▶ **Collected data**
================

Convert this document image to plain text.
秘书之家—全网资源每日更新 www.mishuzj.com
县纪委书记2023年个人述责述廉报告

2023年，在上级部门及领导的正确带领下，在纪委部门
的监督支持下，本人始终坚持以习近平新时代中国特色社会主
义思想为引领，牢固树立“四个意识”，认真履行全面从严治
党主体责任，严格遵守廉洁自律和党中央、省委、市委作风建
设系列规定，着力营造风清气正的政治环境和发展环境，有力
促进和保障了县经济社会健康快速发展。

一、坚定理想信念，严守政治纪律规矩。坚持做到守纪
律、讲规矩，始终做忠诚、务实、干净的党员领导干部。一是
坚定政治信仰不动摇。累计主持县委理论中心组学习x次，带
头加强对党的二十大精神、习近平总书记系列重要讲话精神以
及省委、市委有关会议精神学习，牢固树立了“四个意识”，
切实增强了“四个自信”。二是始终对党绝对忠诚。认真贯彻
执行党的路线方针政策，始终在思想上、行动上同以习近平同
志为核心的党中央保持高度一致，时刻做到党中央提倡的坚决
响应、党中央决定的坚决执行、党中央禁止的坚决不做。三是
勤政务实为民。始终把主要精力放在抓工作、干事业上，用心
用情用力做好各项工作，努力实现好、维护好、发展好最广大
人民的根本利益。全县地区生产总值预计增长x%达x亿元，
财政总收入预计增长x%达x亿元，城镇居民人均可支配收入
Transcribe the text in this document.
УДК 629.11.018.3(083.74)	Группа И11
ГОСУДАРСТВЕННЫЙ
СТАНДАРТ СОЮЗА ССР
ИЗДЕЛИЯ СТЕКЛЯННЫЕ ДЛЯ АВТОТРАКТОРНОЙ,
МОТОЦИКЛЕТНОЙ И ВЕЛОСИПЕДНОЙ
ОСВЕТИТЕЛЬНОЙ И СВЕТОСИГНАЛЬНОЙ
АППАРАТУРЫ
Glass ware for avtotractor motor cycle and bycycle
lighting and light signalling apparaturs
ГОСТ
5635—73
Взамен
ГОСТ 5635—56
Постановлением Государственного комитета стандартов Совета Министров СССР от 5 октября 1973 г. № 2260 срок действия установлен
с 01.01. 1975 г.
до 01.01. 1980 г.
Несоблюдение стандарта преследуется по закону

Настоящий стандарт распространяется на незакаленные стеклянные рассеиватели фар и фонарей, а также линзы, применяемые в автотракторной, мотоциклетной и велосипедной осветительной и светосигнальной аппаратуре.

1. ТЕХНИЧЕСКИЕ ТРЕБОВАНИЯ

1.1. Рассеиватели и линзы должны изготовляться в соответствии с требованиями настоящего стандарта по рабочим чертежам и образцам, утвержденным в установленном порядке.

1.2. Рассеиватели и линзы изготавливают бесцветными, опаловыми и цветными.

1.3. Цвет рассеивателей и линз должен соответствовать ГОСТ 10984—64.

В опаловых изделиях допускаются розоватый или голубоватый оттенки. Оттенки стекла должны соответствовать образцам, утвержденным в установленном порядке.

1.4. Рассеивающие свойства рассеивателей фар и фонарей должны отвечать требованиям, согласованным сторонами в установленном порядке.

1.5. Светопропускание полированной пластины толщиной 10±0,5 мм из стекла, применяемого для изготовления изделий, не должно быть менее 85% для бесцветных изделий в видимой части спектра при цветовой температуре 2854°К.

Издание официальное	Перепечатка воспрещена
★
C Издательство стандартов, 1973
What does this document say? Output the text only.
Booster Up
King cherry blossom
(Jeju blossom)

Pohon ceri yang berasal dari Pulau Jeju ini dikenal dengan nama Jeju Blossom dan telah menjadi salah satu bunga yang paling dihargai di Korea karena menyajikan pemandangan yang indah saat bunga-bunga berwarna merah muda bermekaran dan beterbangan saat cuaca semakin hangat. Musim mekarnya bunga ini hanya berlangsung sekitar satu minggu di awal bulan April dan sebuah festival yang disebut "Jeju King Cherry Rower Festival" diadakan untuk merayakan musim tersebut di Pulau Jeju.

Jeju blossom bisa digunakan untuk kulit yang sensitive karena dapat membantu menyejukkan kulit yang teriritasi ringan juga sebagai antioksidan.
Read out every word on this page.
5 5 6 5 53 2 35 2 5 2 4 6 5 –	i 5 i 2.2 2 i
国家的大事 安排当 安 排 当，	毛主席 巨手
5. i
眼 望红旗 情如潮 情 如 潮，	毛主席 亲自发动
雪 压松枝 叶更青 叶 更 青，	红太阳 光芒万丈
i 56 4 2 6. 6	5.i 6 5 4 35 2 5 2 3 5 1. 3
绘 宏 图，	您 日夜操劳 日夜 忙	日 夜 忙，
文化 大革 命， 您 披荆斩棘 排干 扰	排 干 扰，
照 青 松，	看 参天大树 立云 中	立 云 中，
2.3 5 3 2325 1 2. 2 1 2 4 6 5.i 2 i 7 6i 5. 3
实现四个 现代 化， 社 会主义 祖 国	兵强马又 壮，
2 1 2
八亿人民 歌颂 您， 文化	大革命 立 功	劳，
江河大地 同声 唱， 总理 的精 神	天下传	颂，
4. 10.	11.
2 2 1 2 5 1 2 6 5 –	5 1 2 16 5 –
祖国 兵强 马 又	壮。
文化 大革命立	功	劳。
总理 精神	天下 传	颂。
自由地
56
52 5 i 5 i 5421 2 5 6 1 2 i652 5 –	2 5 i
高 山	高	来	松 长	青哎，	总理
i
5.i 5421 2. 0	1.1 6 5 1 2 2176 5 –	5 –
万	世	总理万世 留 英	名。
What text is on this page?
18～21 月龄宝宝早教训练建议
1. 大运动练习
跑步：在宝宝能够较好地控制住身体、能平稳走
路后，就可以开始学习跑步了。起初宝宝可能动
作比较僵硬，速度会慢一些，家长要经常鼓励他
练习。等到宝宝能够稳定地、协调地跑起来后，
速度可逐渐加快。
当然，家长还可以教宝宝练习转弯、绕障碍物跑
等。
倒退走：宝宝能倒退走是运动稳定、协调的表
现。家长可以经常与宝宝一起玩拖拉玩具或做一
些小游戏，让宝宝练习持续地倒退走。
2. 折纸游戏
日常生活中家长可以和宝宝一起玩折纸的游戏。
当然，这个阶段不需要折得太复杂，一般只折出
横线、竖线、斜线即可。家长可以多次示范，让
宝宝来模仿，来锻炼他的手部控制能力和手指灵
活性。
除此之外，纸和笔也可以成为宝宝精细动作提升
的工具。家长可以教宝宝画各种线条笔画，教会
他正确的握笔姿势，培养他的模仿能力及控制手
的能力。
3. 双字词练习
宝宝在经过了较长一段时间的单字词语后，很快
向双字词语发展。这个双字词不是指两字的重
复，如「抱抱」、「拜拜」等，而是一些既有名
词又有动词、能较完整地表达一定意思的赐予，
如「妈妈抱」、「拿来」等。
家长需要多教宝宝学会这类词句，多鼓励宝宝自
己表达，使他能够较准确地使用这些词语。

================

▶ **What you are asked to do**
Pick out the lines above that hold the string "стандарта" and show them.

▶ **Written response**
Несоблюдение стандарта преследуется по закону
1.1. Рассеиватели и линзы должны изготовляться в соответствии с требованиями настоящего стандарта по рабочим чертежам и образцам, утвержденным в установленном порядке.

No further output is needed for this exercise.